Restate all of the entries exactly, dropping any pictures they hold.

* [DATA PROVIDED]:
-------------------------

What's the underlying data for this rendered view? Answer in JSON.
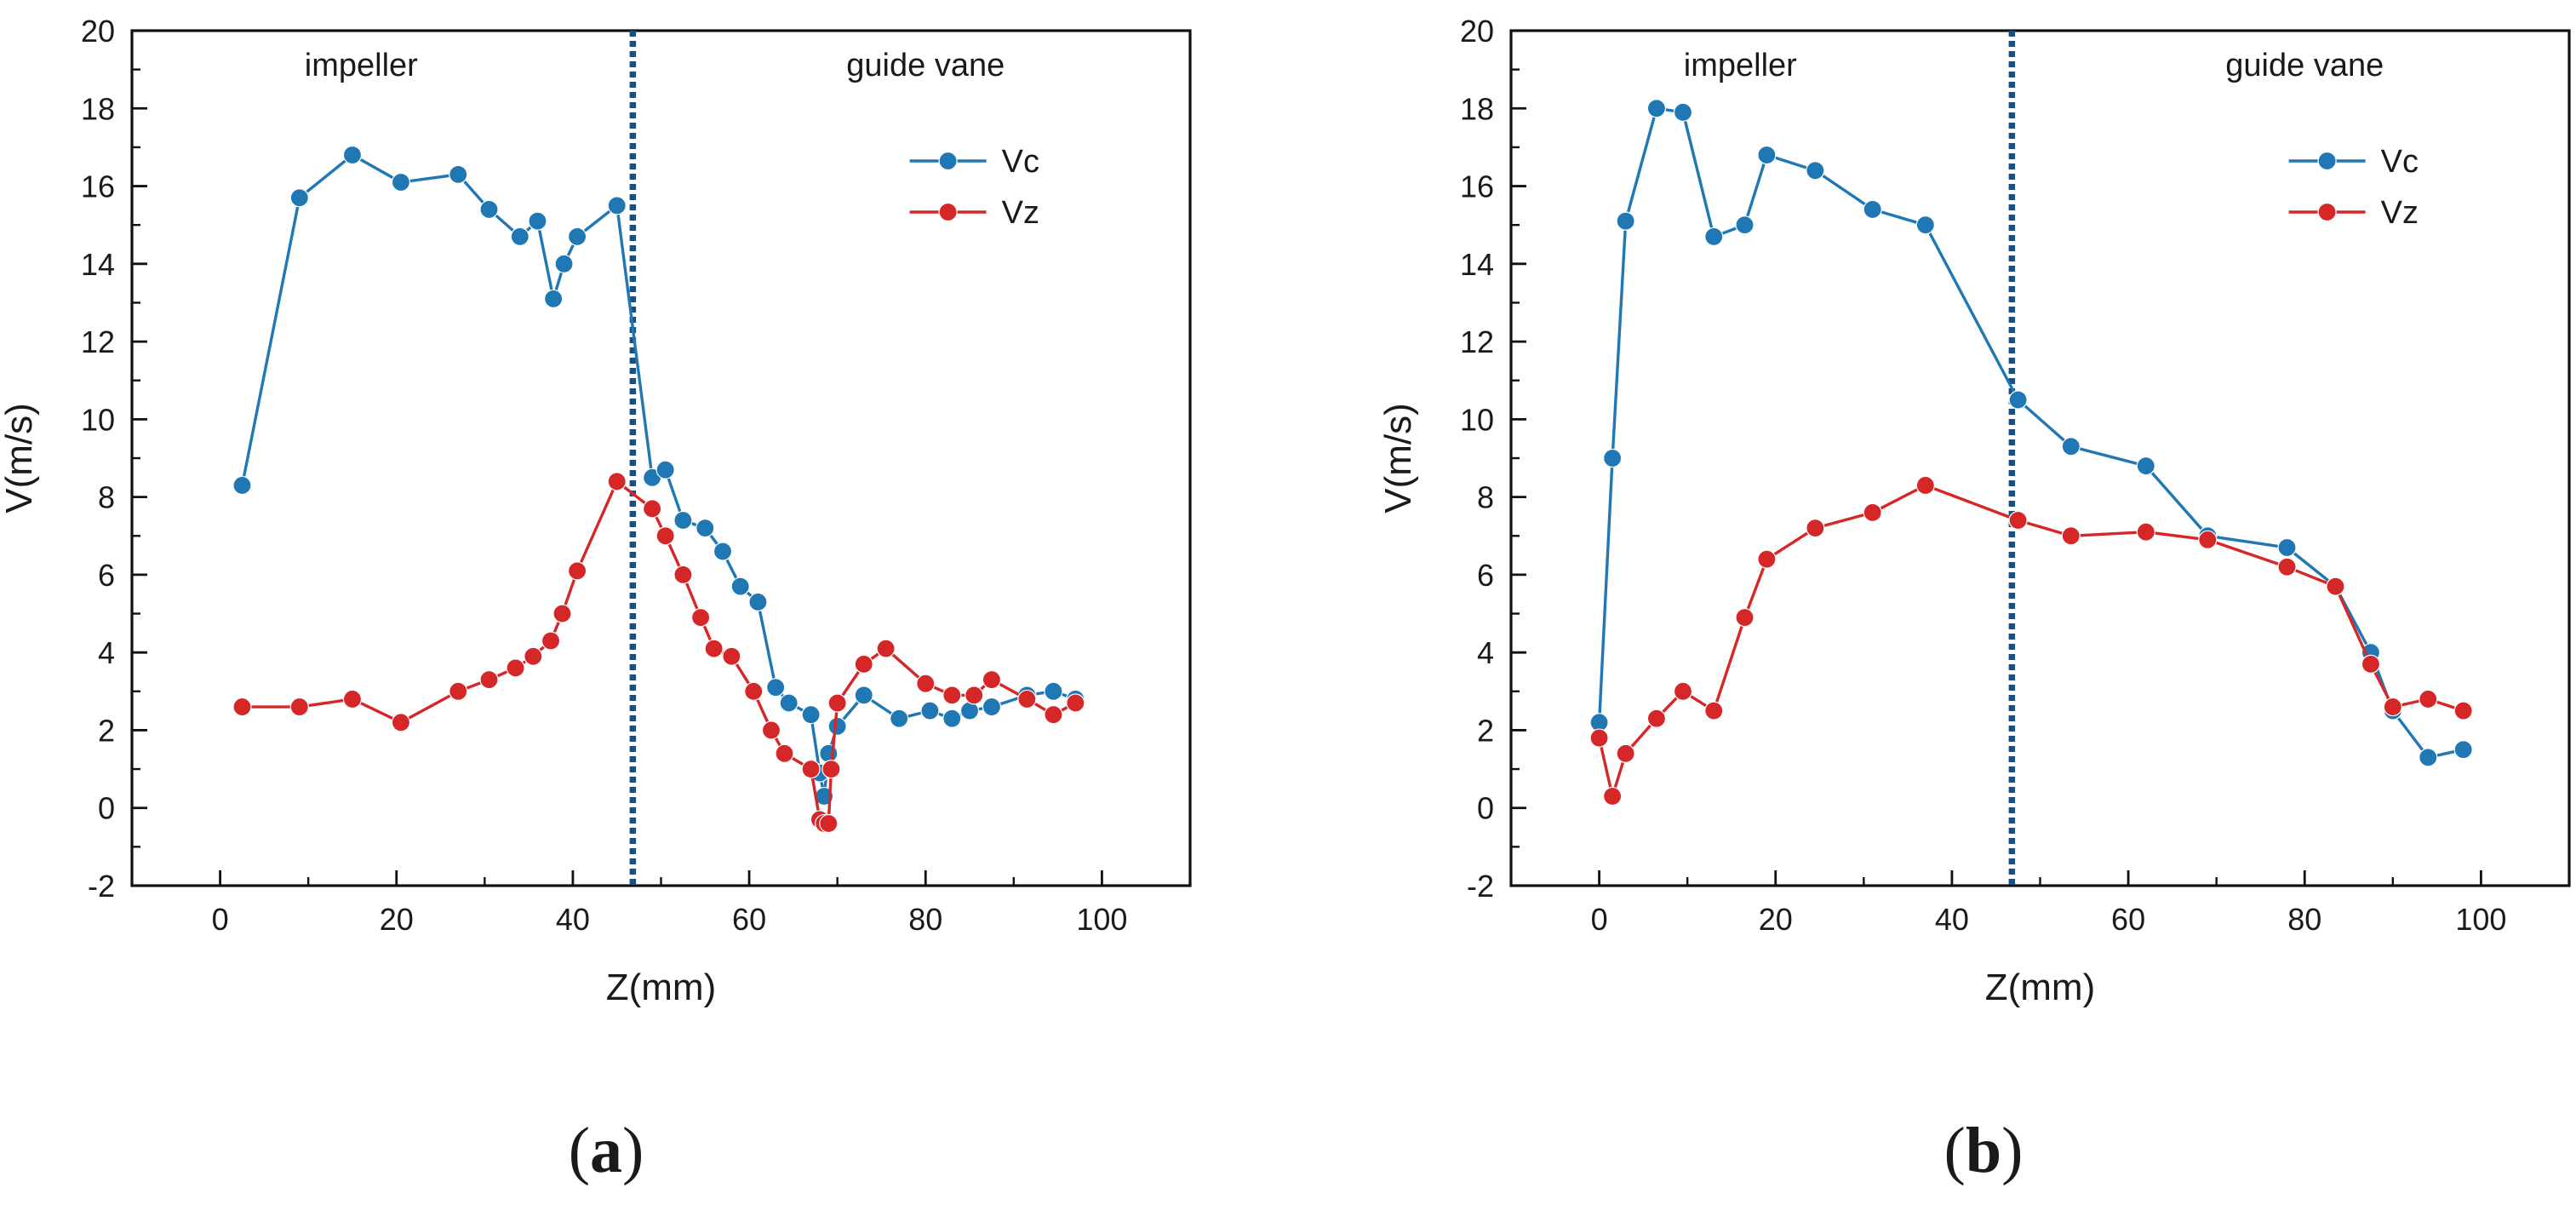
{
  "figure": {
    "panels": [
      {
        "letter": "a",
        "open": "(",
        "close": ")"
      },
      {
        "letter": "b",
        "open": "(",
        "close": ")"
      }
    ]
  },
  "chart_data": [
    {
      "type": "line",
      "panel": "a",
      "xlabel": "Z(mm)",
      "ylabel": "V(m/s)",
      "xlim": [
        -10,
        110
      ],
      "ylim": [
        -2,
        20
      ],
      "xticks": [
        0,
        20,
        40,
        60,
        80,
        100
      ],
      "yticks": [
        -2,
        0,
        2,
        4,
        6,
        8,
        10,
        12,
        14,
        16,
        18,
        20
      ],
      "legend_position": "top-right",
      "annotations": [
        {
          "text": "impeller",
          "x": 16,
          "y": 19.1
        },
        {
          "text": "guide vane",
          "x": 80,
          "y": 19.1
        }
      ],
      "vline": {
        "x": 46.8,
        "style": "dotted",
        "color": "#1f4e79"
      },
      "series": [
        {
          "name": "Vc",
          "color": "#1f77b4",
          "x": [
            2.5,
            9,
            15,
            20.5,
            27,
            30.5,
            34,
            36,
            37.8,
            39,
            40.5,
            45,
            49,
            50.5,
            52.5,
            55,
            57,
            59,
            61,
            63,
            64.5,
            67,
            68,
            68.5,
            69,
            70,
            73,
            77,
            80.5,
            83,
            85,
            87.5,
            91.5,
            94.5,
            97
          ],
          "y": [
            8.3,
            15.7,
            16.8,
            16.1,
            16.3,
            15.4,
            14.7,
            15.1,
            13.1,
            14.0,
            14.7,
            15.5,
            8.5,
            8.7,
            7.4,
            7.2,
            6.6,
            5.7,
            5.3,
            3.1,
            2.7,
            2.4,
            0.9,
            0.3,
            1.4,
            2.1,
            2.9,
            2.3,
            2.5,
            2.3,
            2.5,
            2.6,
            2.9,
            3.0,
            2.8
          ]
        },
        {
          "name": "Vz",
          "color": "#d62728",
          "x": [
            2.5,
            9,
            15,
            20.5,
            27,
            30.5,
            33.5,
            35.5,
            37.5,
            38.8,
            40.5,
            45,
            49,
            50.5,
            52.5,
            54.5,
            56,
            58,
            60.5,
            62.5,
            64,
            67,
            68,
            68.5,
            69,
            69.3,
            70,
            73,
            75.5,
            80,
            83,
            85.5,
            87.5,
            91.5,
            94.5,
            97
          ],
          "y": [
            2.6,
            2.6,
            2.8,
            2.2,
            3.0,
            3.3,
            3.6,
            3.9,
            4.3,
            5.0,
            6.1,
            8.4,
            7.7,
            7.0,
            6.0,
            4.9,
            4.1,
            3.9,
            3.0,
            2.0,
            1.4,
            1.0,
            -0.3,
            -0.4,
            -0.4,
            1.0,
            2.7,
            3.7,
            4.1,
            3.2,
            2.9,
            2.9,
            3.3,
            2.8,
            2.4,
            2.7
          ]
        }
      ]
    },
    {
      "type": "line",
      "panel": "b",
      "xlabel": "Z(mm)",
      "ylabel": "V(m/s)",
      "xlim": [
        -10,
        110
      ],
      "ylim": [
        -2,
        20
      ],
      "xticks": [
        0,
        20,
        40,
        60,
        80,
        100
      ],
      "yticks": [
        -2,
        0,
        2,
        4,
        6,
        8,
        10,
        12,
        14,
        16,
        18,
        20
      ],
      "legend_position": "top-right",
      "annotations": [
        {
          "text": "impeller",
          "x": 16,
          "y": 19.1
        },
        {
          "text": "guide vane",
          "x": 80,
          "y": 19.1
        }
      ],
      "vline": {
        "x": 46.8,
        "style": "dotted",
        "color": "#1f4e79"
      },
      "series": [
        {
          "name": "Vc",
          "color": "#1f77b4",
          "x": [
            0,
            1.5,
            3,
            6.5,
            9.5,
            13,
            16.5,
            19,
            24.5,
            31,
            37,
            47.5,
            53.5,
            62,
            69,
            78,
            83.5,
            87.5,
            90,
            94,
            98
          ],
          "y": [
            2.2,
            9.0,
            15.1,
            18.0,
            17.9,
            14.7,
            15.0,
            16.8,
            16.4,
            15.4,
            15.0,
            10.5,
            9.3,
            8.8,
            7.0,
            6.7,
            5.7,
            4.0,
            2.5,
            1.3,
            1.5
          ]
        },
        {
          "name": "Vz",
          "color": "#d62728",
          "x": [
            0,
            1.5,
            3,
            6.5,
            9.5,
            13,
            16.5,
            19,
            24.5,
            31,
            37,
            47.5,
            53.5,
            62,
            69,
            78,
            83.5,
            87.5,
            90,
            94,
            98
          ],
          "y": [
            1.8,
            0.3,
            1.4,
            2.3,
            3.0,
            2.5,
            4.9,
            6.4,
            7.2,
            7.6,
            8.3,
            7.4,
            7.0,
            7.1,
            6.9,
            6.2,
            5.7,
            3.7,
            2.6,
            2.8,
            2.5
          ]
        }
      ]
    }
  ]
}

-------------------------

* [ANSWER TO THIS PROBLEM]:
What's the underlying data for this rendered view? Answer in JSON.
{
  "figure": {
    "panels": [
      {
        "letter": "a",
        "open": "(",
        "close": ")"
      },
      {
        "letter": "b",
        "open": "(",
        "close": ")"
      }
    ]
  },
  "chart_data": [
    {
      "type": "line",
      "panel": "a",
      "xlabel": "Z(mm)",
      "ylabel": "V(m/s)",
      "xlim": [
        -10,
        110
      ],
      "ylim": [
        -2,
        20
      ],
      "xticks": [
        0,
        20,
        40,
        60,
        80,
        100
      ],
      "yticks": [
        -2,
        0,
        2,
        4,
        6,
        8,
        10,
        12,
        14,
        16,
        18,
        20
      ],
      "legend_position": "top-right",
      "annotations": [
        {
          "text": "impeller",
          "x": 16,
          "y": 19.1
        },
        {
          "text": "guide vane",
          "x": 80,
          "y": 19.1
        }
      ],
      "vline": {
        "x": 46.8,
        "style": "dotted",
        "color": "#1f4e79"
      },
      "series": [
        {
          "name": "Vc",
          "color": "#1f77b4",
          "x": [
            2.5,
            9,
            15,
            20.5,
            27,
            30.5,
            34,
            36,
            37.8,
            39,
            40.5,
            45,
            49,
            50.5,
            52.5,
            55,
            57,
            59,
            61,
            63,
            64.5,
            67,
            68,
            68.5,
            69,
            70,
            73,
            77,
            80.5,
            83,
            85,
            87.5,
            91.5,
            94.5,
            97
          ],
          "y": [
            8.3,
            15.7,
            16.8,
            16.1,
            16.3,
            15.4,
            14.7,
            15.1,
            13.1,
            14.0,
            14.7,
            15.5,
            8.5,
            8.7,
            7.4,
            7.2,
            6.6,
            5.7,
            5.3,
            3.1,
            2.7,
            2.4,
            0.9,
            0.3,
            1.4,
            2.1,
            2.9,
            2.3,
            2.5,
            2.3,
            2.5,
            2.6,
            2.9,
            3.0,
            2.8
          ]
        },
        {
          "name": "Vz",
          "color": "#d62728",
          "x": [
            2.5,
            9,
            15,
            20.5,
            27,
            30.5,
            33.5,
            35.5,
            37.5,
            38.8,
            40.5,
            45,
            49,
            50.5,
            52.5,
            54.5,
            56,
            58,
            60.5,
            62.5,
            64,
            67,
            68,
            68.5,
            69,
            69.3,
            70,
            73,
            75.5,
            80,
            83,
            85.5,
            87.5,
            91.5,
            94.5,
            97
          ],
          "y": [
            2.6,
            2.6,
            2.8,
            2.2,
            3.0,
            3.3,
            3.6,
            3.9,
            4.3,
            5.0,
            6.1,
            8.4,
            7.7,
            7.0,
            6.0,
            4.9,
            4.1,
            3.9,
            3.0,
            2.0,
            1.4,
            1.0,
            -0.3,
            -0.4,
            -0.4,
            1.0,
            2.7,
            3.7,
            4.1,
            3.2,
            2.9,
            2.9,
            3.3,
            2.8,
            2.4,
            2.7
          ]
        }
      ]
    },
    {
      "type": "line",
      "panel": "b",
      "xlabel": "Z(mm)",
      "ylabel": "V(m/s)",
      "xlim": [
        -10,
        110
      ],
      "ylim": [
        -2,
        20
      ],
      "xticks": [
        0,
        20,
        40,
        60,
        80,
        100
      ],
      "yticks": [
        -2,
        0,
        2,
        4,
        6,
        8,
        10,
        12,
        14,
        16,
        18,
        20
      ],
      "legend_position": "top-right",
      "annotations": [
        {
          "text": "impeller",
          "x": 16,
          "y": 19.1
        },
        {
          "text": "guide vane",
          "x": 80,
          "y": 19.1
        }
      ],
      "vline": {
        "x": 46.8,
        "style": "dotted",
        "color": "#1f4e79"
      },
      "series": [
        {
          "name": "Vc",
          "color": "#1f77b4",
          "x": [
            0,
            1.5,
            3,
            6.5,
            9.5,
            13,
            16.5,
            19,
            24.5,
            31,
            37,
            47.5,
            53.5,
            62,
            69,
            78,
            83.5,
            87.5,
            90,
            94,
            98
          ],
          "y": [
            2.2,
            9.0,
            15.1,
            18.0,
            17.9,
            14.7,
            15.0,
            16.8,
            16.4,
            15.4,
            15.0,
            10.5,
            9.3,
            8.8,
            7.0,
            6.7,
            5.7,
            4.0,
            2.5,
            1.3,
            1.5
          ]
        },
        {
          "name": "Vz",
          "color": "#d62728",
          "x": [
            0,
            1.5,
            3,
            6.5,
            9.5,
            13,
            16.5,
            19,
            24.5,
            31,
            37,
            47.5,
            53.5,
            62,
            69,
            78,
            83.5,
            87.5,
            90,
            94,
            98
          ],
          "y": [
            1.8,
            0.3,
            1.4,
            2.3,
            3.0,
            2.5,
            4.9,
            6.4,
            7.2,
            7.6,
            8.3,
            7.4,
            7.0,
            7.1,
            6.9,
            6.2,
            5.7,
            3.7,
            2.6,
            2.8,
            2.5
          ]
        }
      ]
    }
  ]
}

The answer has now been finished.